• AIM
Skip the pictures. Transcribe the rest of the data below without changing a word.

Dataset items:

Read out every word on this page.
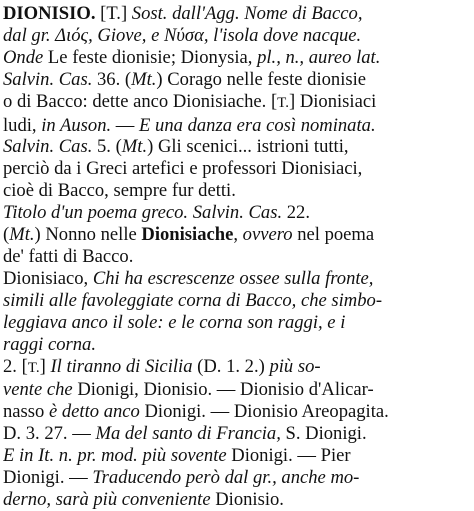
DIONISIO. [T.] Sost. dall'Agg. Nome di Bacco,
dal gr. Διός, Giove, e Νύσα, l'isola dove nacque.
Onde Le feste dionisie; Dionysia, pl., n., aureo lat.
Salvin. Cas. 36. (Mt.) Corago nelle feste dionisie
o di Bacco: dette anco Dionisiache. [T.] Dionisiaci
ludi, in Auson. — E una danza era così nominata.
Salvin. Cas. 5. (Mt.) Gli scenici... istrioni tutti,
perciò da i Greci artefici e professori Dionisiaci,
cioè di Bacco, sempre fur detti.
Titolo d'un poema greco. Salvin. Cas. 22.
(Mt.) Nonno nelle Dionisiache, ovvero nel poema
de' fatti di Bacco.
Dionisiaco, Chi ha escrescenze ossee sulla fronte,
simili alle favoleggiate corna di Bacco, che simbo-
leggiava anco il sole: e le corna son raggi, e i
raggi corna.
2. [T.] Il tiranno di Sicilia (D. 1. 2.) più so-
vente che Dionigi, Dionisio. — Dionisio d'Alicar-
nasso è detto anco Dionigi. — Dionisio Areopagita.
D. 3. 27. — Ma del santo di Francia, S. Dionigi.
E in It. n. pr. mod. più sovente Dionigi. — Pier
Dionigi. — Traducendo però dal gr., anche mo-
derno, sarà più conveniente Dionisio.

• OUTPUT OF THE TASK
Read out every word on this page.
DIONISIO. [T.] Sost. dall'Agg. Nome di Bacco,
dal gr. Διός, Giove, e Νύσα, l'isola dove nacque.
Onde Le feste dionisie; Dionysia, pl., n., aureo lat.
Salvin. Cas. 36. (Mt.) Corago nelle feste dionisie
o di Bacco: dette anco Dionisiache. [T.] Dionisiaci
ludi, in Auson. — E una danza era così nominata.
Salvin. Cas. 5. (Mt.) Gli scenici... istrioni tutti,
perciò da i Greci artefici e professori Dionisiaci,
cioè di Bacco, sempre fur detti.
Titolo d'un poema greco. Salvin. Cas. 22.
(Mt.) Nonno nelle Dionisiache, ovvero nel poema
de' fatti di Bacco.
Dionisiaco, Chi ha escrescenze ossee sulla fronte,
simili alle favoleggiate corna di Bacco, che simbo-
leggiava anco il sole: e le corna son raggi, e i
raggi corna.
2. [T.] Il tiranno di Sicilia (D. 1. 2.) più so-
vente che Dionigi, Dionisio. — Dionisio d'Alicar-
nasso è detto anco Dionigi. — Dionisio Areopagita.
D. 3. 27. — Ma del santo di Francia, S. Dionigi.
E in It. n. pr. mod. più sovente Dionigi. — Pier
Dionigi. — Traducendo però dal gr., anche mo-
derno, sarà più conveniente Dionisio.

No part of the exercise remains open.